• PROBLEM TO WORK ON
Gather, from the listing beneath this task, every line holding the string "JSON".

• RECORDS
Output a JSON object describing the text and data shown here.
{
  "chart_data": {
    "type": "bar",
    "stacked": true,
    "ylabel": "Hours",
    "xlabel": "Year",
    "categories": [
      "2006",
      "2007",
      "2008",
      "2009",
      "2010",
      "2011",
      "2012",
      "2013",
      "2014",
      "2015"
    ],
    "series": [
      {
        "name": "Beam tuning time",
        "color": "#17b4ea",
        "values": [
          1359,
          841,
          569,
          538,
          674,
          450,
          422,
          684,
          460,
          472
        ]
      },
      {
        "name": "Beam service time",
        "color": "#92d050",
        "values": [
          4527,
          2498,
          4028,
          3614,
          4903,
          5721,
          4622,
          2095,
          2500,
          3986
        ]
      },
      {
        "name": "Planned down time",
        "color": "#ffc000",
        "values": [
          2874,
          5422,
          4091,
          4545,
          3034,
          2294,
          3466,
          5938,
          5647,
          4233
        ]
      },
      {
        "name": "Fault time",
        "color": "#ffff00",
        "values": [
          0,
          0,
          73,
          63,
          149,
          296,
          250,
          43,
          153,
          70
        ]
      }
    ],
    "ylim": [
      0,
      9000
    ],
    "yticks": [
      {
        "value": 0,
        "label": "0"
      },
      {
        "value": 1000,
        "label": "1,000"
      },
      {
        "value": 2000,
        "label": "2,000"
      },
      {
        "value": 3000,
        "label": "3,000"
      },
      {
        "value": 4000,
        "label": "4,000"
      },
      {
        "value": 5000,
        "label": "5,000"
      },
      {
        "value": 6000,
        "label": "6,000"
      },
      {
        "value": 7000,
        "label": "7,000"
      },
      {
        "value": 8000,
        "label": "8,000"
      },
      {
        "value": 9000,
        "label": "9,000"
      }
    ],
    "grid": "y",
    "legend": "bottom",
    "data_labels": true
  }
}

* * *

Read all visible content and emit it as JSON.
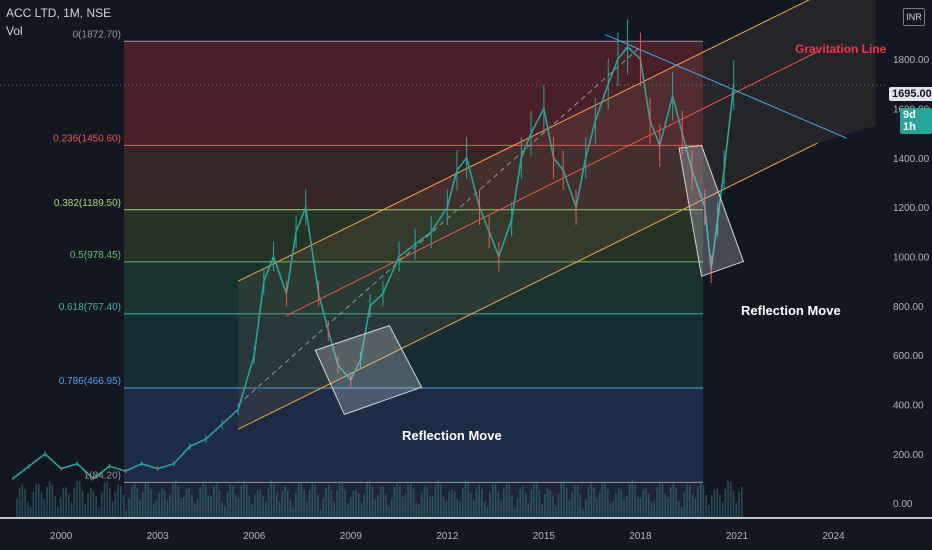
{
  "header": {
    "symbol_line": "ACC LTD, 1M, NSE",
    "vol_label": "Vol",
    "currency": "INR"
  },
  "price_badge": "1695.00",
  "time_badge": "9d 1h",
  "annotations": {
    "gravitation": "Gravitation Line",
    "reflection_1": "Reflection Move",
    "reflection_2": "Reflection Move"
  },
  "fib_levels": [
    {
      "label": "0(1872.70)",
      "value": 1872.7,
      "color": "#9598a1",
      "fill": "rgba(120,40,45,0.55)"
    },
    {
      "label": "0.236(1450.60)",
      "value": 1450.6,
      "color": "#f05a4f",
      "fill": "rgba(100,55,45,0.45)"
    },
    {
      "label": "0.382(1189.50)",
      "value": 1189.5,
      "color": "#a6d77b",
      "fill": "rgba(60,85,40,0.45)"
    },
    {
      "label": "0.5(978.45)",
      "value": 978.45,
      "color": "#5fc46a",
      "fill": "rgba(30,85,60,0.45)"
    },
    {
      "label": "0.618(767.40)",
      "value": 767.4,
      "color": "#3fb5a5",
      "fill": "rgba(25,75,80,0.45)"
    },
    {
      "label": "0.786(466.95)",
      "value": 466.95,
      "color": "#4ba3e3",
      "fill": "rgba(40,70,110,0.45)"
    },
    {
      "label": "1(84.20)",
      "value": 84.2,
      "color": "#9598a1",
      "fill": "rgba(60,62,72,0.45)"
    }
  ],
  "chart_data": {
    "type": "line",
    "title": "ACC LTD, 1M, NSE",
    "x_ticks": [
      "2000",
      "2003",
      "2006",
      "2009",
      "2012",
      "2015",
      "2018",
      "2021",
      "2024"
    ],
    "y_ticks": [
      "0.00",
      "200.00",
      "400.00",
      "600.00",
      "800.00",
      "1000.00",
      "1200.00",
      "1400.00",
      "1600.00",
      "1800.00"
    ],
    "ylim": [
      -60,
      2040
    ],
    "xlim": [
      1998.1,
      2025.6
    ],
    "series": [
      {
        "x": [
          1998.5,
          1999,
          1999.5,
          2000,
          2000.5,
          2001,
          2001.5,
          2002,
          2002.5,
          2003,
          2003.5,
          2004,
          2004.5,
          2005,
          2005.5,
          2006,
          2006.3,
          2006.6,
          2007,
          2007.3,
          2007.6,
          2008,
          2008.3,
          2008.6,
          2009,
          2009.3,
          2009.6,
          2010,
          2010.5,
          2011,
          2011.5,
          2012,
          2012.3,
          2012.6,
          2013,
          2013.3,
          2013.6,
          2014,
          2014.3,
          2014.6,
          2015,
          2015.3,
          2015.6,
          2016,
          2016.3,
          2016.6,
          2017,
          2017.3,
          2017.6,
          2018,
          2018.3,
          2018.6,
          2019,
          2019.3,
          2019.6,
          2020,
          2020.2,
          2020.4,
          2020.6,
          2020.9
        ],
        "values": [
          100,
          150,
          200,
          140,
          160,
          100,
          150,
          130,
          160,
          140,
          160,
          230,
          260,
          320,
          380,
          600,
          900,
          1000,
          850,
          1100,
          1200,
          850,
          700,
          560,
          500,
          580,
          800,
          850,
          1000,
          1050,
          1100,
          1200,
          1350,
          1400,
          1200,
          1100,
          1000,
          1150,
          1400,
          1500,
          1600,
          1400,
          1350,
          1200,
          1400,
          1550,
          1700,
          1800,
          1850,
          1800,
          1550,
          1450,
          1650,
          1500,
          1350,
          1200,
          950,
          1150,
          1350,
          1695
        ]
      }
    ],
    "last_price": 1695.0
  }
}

• TASK RESPONSE
Output a JSON object describing the text and data shown here.
Read all visible content and emit it as JSON.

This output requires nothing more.